Select the lines that contain "Xương" and copy each of them.

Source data
╔══

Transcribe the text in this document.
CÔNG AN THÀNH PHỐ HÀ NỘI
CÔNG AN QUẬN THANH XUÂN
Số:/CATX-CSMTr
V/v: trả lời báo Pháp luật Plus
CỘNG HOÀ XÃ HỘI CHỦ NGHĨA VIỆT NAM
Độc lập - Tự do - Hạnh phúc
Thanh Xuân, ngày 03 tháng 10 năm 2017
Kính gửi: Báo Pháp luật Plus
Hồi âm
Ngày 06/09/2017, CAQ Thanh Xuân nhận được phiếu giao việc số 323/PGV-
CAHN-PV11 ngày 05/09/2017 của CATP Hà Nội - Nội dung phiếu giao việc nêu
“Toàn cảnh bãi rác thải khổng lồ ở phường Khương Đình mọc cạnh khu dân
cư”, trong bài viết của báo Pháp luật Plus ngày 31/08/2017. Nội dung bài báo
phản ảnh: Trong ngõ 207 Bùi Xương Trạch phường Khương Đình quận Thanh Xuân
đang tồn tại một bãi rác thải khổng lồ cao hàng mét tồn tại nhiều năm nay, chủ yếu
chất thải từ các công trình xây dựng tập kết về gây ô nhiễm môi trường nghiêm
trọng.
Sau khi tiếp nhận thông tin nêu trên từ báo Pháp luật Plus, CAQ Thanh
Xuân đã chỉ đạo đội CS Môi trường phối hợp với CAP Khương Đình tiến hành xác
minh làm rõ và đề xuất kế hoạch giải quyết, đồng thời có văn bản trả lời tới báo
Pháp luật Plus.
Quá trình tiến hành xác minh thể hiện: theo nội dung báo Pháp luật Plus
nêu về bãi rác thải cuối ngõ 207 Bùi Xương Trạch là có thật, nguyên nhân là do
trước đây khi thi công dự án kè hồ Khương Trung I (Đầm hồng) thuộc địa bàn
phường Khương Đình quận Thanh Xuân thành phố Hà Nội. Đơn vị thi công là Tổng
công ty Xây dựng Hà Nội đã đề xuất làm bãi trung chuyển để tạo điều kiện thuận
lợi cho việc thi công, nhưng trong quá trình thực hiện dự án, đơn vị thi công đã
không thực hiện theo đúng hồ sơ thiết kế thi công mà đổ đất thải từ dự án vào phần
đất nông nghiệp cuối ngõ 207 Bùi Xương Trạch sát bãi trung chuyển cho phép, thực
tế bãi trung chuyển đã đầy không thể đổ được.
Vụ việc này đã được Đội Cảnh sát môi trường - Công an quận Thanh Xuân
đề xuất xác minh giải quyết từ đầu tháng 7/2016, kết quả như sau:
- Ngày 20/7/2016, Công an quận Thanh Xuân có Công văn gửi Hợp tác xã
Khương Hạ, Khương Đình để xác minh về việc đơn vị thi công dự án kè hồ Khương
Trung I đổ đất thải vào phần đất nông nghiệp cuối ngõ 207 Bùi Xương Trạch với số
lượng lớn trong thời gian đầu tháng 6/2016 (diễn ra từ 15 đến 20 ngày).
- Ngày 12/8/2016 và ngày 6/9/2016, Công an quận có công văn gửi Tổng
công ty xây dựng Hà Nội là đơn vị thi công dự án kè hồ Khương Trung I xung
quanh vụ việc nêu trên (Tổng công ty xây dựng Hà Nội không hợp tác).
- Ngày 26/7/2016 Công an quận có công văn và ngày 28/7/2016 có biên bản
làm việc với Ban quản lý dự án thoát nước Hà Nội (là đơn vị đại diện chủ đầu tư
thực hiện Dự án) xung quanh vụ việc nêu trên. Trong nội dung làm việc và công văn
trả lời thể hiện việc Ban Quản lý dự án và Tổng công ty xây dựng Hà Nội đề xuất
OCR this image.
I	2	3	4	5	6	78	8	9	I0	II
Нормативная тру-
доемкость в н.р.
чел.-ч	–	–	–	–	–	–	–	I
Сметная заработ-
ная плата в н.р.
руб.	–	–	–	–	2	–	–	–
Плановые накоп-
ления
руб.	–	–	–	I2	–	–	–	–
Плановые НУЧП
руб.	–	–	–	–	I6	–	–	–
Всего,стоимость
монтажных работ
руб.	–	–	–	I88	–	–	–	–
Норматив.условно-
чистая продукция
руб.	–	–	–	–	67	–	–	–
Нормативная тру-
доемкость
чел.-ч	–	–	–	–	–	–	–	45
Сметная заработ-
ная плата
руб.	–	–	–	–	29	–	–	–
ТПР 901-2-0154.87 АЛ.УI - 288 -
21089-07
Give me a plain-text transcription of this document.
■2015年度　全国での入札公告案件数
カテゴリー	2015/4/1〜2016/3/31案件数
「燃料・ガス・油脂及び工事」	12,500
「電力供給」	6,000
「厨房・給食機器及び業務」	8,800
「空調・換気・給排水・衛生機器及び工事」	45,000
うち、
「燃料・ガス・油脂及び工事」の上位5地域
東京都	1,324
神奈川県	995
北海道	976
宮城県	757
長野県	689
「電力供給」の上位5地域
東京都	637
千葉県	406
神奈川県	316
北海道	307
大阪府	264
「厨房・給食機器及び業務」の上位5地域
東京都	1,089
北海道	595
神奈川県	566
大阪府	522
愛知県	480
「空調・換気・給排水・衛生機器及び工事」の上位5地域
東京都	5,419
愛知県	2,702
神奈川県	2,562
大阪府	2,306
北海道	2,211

╚══

SOLUTION TO THE PROBLEM
phản ảnh: Trong ngõ 207 Bùi Xương Trạch phường Khương Đình quận Thanh Xuân
nêu về bãi rác thải cuối ngõ 207 Bùi Xương Trạch là có thật, nguyên nhân là do
đất nông nghiệp cuối ngõ 207 Bùi Xương Trạch sát bãi trung chuyển cho phép, thực
Trung I đổ đất thải vào phần đất nông nghiệp cuối ngõ 207 Bùi Xương Trạch với số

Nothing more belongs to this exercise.